Transcribe the records that follow, preserving every word.

Exercise material:
::::::::

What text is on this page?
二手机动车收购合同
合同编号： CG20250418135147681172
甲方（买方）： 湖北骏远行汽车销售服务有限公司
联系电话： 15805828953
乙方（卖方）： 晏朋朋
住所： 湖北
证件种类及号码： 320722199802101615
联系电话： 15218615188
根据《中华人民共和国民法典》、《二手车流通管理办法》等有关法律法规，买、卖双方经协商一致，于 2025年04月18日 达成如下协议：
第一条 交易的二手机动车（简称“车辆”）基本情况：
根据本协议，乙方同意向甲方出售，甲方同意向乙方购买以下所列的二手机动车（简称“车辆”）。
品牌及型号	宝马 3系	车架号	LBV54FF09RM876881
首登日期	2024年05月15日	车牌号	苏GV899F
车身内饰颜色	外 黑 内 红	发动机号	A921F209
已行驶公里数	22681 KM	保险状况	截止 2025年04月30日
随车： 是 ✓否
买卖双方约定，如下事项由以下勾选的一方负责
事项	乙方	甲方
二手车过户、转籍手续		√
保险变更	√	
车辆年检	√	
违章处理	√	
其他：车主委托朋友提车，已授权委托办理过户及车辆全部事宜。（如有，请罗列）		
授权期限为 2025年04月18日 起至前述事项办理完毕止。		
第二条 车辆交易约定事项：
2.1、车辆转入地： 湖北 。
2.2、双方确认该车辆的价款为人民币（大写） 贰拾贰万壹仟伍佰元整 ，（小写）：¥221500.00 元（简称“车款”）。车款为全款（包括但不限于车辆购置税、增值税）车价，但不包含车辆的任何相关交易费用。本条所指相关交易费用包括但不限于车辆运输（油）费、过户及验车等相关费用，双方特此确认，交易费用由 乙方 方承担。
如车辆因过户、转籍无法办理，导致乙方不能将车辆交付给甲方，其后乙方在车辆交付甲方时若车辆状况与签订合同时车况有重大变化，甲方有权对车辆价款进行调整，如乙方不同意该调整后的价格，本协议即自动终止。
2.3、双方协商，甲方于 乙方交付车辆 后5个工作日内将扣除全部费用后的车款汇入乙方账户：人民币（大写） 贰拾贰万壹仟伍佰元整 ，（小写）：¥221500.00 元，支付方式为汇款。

::::::::

Exercise result:
What text is on this page?
二手机动车收购合同
合同编号： CG20250418135147681172
甲方（买方）： 湖北骏远行汽车销售服务有限公司
联系电话： 15805828953
乙方（卖方）： 晏朋朋
住所： 湖北
证件种类及号码： 320722199802101615
联系电话： 15218615188
根据《中华人民共和国民法典》、《二手车流通管理办法》等有关法律法规，买、卖双方经协商一致，于 2025年04月18日 达成如下协议：
第一条 交易的二手机动车（简称“车辆”）基本情况：
根据本协议，乙方同意向甲方出售，甲方同意向乙方购买以下所列的二手机动车（简称“车辆”）。
品牌及型号	宝马 3系	车架号	LBV54FF09RM876881
首登日期	2024年05月15日	车牌号	苏GV899F
车身内饰颜色	外 黑 内 红	发动机号	A921F209
已行驶公里数	22681 KM	保险状况	截止 2025年04月30日
随车： 是 ✓否
买卖双方约定，如下事项由以下勾选的一方负责
事项	乙方	甲方
二手车过户、转籍手续		√
保险变更	√	
车辆年检	√	
违章处理	√	
其他：车主委托朋友提车，已授权委托办理过户及车辆全部事宜。（如有，请罗列）		
授权期限为 2025年04月18日 起至前述事项办理完毕止。		
第二条 车辆交易约定事项：
2.1、车辆转入地： 湖北 。
2.2、双方确认该车辆的价款为人民币（大写） 贰拾贰万壹仟伍佰元整 ，（小写）：¥221500.00 元（简称“车款”）。车款为全款（包括但不限于车辆购置税、增值税）车价，但不包含车辆的任何相关交易费用。本条所指相关交易费用包括但不限于车辆运输（油）费、过户及验车等相关费用，双方特此确认，交易费用由 乙方 方承担。
如车辆因过户、转籍无法办理，导致乙方不能将车辆交付给甲方，其后乙方在车辆交付甲方时若车辆状况与签订合同时车况有重大变化，甲方有权对车辆价款进行调整，如乙方不同意该调整后的价格，本协议即自动终止。
2.3、双方协商，甲方于 乙方交付车辆 后5个工作日内将扣除全部费用后的车款汇入乙方账户：人民币（大写） 贰拾贰万壹仟伍佰元整 ，（小写）：¥221500.00 元，支付方式为汇款。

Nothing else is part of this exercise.